> [Requirements]: Copy out the listing exactly.

Records about charts and figures
^^^^^^^^^^^^^^^^

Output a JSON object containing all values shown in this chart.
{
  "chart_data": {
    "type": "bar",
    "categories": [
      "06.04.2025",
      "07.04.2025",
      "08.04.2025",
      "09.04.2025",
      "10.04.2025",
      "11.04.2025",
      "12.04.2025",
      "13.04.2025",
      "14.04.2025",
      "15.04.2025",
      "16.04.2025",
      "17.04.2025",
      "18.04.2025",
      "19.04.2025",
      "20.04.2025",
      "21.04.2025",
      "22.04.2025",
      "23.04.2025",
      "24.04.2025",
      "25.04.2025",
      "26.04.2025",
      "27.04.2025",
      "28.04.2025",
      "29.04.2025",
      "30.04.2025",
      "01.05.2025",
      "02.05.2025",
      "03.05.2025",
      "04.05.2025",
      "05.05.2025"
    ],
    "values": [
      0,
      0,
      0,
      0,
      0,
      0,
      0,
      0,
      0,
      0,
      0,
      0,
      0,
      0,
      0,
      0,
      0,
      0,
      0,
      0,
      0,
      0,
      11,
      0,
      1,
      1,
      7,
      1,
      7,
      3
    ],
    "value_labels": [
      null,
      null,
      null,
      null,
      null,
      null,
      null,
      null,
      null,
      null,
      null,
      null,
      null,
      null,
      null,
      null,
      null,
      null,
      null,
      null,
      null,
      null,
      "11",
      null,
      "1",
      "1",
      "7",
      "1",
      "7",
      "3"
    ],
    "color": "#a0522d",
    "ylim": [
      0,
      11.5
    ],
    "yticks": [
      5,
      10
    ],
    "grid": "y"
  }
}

^^^^^^^^^^^^^^^^

> [Completed task]:
Output a JSON object containing all values shown in this chart.
{
  "chart_data": {
    "type": "bar",
    "categories": [
      "06.04.2025",
      "07.04.2025",
      "08.04.2025",
      "09.04.2025",
      "10.04.2025",
      "11.04.2025",
      "12.04.2025",
      "13.04.2025",
      "14.04.2025",
      "15.04.2025",
      "16.04.2025",
      "17.04.2025",
      "18.04.2025",
      "19.04.2025",
      "20.04.2025",
      "21.04.2025",
      "22.04.2025",
      "23.04.2025",
      "24.04.2025",
      "25.04.2025",
      "26.04.2025",
      "27.04.2025",
      "28.04.2025",
      "29.04.2025",
      "30.04.2025",
      "01.05.2025",
      "02.05.2025",
      "03.05.2025",
      "04.05.2025",
      "05.05.2025"
    ],
    "values": [
      0,
      0,
      0,
      0,
      0,
      0,
      0,
      0,
      0,
      0,
      0,
      0,
      0,
      0,
      0,
      0,
      0,
      0,
      0,
      0,
      0,
      0,
      11,
      0,
      1,
      1,
      7,
      1,
      7,
      3
    ],
    "value_labels": [
      null,
      null,
      null,
      null,
      null,
      null,
      null,
      null,
      null,
      null,
      null,
      null,
      null,
      null,
      null,
      null,
      null,
      null,
      null,
      null,
      null,
      null,
      "11",
      null,
      "1",
      "1",
      "7",
      "1",
      "7",
      "3"
    ],
    "color": "#a0522d",
    "ylim": [
      0,
      11.5
    ],
    "yticks": [
      5,
      10
    ],
    "grid": "y"
  }
}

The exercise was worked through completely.